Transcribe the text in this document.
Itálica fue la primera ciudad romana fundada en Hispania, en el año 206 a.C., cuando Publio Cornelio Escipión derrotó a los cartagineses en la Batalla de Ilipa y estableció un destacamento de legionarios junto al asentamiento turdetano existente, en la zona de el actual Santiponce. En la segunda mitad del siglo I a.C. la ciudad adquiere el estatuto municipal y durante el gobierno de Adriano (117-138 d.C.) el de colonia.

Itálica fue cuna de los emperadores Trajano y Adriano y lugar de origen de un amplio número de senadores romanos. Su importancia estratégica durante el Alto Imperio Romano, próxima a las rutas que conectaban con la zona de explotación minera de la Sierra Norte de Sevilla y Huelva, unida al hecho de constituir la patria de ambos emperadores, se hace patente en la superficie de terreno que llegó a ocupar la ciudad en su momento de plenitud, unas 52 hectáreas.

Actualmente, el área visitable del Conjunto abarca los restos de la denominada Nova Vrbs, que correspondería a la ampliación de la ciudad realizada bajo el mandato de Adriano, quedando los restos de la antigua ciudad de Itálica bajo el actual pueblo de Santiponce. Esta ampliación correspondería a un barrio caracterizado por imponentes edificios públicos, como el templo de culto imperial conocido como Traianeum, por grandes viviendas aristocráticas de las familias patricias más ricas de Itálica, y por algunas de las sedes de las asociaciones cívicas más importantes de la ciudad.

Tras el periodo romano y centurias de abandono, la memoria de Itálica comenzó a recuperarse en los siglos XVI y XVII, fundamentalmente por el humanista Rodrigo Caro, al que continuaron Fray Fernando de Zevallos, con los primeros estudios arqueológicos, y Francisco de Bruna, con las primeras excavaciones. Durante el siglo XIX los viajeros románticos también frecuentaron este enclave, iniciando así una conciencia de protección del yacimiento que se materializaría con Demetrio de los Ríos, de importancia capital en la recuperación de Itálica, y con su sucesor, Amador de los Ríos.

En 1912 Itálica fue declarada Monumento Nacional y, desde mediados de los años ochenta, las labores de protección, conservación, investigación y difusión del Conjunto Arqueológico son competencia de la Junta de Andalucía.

*GIVEN REQUEST*. Write out all of the records once more, exactly.

*FULL OUTPUT*.
Transcribe the text in this document.
Itálica fue la primera ciudad romana fundada en Hispania, en el año 206 a.C., cuando Publio Cornelio Escipión derrotó a los cartagineses en la Batalla de Ilipa y estableció un destacamento de legionarios junto al asentamiento turdetano existente, en la zona de el actual Santiponce. En la segunda mitad del siglo I a.C. la ciudad adquiere el estatuto municipal y durante el gobierno de Adriano (117-138 d.C.) el de colonia.

Itálica fue cuna de los emperadores Trajano y Adriano y lugar de origen de un amplio número de senadores romanos. Su importancia estratégica durante el Alto Imperio Romano, próxima a las rutas que conectaban con la zona de explotación minera de la Sierra Norte de Sevilla y Huelva, unida al hecho de constituir la patria de ambos emperadores, se hace patente en la superficie de terreno que llegó a ocupar la ciudad en su momento de plenitud, unas 52 hectáreas.

Actualmente, el área visitable del Conjunto abarca los restos de la denominada Nova Vrbs, que correspondería a la ampliación de la ciudad realizada bajo el mandato de Adriano, quedando los restos de la antigua ciudad de Itálica bajo el actual pueblo de Santiponce. Esta ampliación correspondería a un barrio caracterizado por imponentes edificios públicos, como el templo de culto imperial conocido como Traianeum, por grandes viviendas aristocráticas de las familias patricias más ricas de Itálica, y por algunas de las sedes de las asociaciones cívicas más importantes de la ciudad.

Tras el periodo romano y centurias de abandono, la memoria de Itálica comenzó a recuperarse en los siglos XVI y XVII, fundamentalmente por el humanista Rodrigo Caro, al que continuaron Fray Fernando de Zevallos, con los primeros estudios arqueológicos, y Francisco de Bruna, con las primeras excavaciones. Durante el siglo XIX los viajeros románticos también frecuentaron este enclave, iniciando así una conciencia de protección del yacimiento que se materializaría con Demetrio de los Ríos, de importancia capital en la recuperación de Itálica, y con su sucesor, Amador de los Ríos.

En 1912 Itálica fue declarada Monumento Nacional y, desde mediados de los años ochenta, las labores de protección, conservación, investigación y difusión del Conjunto Arqueológico son competencia de la Junta de Andalucía.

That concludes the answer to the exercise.